▶ **What is required**: Go through the listing below and list every line with "alma".

▶ **The data**:
-- start --

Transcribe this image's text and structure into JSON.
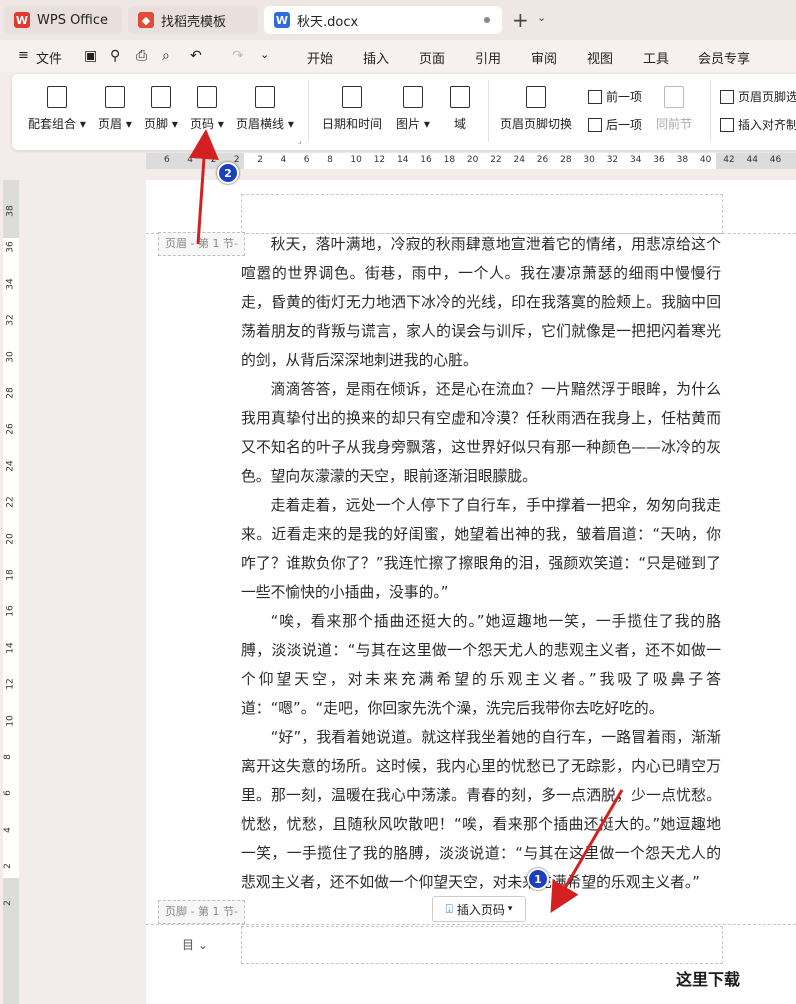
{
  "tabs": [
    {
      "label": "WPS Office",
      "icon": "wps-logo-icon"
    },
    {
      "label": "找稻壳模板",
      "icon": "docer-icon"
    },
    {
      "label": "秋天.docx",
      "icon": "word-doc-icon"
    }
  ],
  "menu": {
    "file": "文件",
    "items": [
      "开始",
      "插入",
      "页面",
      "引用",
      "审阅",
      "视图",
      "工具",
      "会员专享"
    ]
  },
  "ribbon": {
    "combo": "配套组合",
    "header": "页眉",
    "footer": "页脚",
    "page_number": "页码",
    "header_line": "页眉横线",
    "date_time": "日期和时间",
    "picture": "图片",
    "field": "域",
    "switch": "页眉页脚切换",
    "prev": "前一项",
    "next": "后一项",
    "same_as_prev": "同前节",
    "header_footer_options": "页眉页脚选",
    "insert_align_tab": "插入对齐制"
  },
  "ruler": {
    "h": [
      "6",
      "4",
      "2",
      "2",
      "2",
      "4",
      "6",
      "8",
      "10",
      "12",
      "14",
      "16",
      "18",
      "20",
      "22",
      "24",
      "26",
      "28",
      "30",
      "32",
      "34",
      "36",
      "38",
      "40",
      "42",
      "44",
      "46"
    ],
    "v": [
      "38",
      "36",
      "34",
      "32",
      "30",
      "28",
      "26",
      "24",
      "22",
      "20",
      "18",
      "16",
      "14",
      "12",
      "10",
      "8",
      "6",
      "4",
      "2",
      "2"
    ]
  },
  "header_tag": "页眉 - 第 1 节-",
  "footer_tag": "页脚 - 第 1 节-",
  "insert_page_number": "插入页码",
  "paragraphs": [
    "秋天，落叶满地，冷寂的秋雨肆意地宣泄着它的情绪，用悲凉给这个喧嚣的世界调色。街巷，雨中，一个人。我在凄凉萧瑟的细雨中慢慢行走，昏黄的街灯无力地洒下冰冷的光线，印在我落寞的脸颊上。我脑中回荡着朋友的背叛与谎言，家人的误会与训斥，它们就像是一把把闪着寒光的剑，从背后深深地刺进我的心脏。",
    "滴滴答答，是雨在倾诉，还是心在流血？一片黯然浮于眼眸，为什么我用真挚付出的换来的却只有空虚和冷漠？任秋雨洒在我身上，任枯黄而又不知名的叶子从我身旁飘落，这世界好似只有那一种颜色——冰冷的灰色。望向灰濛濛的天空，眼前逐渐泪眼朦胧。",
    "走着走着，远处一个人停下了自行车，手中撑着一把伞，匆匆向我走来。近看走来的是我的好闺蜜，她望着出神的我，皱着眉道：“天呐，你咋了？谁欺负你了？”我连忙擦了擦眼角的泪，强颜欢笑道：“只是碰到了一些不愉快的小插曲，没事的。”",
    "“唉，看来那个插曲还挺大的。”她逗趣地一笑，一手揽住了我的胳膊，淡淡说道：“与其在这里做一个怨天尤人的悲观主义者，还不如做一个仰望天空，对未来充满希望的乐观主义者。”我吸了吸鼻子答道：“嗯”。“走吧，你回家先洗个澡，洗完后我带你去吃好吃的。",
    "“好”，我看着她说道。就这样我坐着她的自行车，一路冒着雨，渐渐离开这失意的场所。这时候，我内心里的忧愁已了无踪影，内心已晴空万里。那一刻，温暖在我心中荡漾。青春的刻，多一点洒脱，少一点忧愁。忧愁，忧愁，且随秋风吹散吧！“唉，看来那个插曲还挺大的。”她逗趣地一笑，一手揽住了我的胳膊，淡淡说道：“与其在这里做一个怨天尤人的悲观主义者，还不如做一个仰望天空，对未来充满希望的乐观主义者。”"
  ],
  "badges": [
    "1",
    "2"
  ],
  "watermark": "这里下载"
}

-- end --
-- start --

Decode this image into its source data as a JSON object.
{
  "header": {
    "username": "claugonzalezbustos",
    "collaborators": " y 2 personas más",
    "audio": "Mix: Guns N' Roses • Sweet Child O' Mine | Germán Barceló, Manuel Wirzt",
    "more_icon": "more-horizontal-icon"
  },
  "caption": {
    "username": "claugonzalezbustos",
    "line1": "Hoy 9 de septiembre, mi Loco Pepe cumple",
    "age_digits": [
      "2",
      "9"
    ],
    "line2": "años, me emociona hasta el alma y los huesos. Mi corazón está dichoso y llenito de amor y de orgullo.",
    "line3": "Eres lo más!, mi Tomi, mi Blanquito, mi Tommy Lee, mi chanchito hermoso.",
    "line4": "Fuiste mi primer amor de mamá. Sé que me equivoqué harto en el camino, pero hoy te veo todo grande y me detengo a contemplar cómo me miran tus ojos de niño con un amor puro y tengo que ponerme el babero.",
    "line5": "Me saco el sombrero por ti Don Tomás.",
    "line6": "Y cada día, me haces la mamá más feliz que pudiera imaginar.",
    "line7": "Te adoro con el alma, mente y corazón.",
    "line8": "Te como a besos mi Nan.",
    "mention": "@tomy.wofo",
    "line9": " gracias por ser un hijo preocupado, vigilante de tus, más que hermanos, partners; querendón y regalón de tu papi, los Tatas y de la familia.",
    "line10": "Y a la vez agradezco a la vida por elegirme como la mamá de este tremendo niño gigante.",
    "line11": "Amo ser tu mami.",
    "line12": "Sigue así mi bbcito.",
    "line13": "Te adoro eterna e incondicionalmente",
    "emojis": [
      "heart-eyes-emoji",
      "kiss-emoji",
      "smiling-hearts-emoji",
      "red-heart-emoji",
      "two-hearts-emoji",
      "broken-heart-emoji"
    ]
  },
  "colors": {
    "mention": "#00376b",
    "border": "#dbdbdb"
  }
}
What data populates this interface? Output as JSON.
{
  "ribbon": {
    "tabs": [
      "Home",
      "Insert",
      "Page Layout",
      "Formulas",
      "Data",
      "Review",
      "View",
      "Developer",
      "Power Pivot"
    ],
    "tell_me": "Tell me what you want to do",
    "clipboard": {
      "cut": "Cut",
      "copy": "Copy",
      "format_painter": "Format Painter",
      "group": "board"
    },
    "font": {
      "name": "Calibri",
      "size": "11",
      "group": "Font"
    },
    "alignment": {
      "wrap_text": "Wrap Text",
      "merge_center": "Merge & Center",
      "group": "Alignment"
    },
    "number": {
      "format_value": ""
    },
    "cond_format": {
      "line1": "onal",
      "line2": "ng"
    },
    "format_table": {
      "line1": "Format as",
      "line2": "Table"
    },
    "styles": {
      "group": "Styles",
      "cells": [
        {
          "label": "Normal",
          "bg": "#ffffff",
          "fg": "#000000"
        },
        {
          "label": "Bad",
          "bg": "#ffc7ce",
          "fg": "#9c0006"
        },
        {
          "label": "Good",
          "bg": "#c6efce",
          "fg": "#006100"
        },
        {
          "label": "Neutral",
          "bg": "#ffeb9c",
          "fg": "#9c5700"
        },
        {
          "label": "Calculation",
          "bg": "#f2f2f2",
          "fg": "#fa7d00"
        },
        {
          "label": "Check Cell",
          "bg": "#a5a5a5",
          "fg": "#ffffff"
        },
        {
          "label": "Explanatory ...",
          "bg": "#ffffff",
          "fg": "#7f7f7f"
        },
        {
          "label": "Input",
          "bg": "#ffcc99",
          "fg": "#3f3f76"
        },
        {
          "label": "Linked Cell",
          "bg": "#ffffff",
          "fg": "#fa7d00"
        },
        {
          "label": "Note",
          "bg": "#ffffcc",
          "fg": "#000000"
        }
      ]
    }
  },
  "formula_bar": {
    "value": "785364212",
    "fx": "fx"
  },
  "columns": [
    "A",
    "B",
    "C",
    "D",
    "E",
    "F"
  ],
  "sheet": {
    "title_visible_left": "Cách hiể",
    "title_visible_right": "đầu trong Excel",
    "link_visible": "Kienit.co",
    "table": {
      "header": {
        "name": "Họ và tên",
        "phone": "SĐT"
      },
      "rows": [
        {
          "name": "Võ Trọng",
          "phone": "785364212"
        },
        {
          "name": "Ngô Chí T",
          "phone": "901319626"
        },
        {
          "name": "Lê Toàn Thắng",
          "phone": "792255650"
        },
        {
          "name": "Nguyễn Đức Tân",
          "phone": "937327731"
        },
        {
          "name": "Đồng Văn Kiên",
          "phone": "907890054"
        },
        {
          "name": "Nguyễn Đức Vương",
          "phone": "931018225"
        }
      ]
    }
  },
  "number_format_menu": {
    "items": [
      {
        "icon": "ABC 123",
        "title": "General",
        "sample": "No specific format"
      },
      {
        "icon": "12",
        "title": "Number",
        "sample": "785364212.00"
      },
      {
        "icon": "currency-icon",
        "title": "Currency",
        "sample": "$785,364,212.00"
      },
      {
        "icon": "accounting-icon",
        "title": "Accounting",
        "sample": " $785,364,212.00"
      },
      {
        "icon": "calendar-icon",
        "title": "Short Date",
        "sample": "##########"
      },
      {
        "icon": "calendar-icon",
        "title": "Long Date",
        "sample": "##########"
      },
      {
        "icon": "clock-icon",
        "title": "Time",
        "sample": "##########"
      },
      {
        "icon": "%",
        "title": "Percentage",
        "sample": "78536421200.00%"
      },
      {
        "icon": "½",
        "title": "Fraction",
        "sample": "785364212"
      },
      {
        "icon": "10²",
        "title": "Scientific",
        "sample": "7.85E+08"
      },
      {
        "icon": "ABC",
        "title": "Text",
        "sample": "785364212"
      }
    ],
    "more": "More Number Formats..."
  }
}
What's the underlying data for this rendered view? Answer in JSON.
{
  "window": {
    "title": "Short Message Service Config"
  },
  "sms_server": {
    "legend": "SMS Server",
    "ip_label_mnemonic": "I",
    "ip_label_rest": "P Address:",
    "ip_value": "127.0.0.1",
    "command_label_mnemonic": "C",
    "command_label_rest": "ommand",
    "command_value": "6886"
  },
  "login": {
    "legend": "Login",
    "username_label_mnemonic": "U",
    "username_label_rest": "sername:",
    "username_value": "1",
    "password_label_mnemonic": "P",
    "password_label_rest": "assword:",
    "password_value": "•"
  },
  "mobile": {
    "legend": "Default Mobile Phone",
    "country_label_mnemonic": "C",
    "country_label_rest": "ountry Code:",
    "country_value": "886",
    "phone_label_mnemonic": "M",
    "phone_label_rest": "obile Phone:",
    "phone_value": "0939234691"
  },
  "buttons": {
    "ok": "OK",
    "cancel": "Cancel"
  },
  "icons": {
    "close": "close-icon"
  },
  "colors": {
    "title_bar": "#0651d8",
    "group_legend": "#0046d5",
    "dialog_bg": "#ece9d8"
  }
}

-- end --

▶ **Response to this exercise**:
    "line2": "años, me emociona hasta el alma y los huesos. Mi corazón está dichoso y llenito de amor y de orgullo.",
    "line7": "Te adoro con el alma, mente y corazón.",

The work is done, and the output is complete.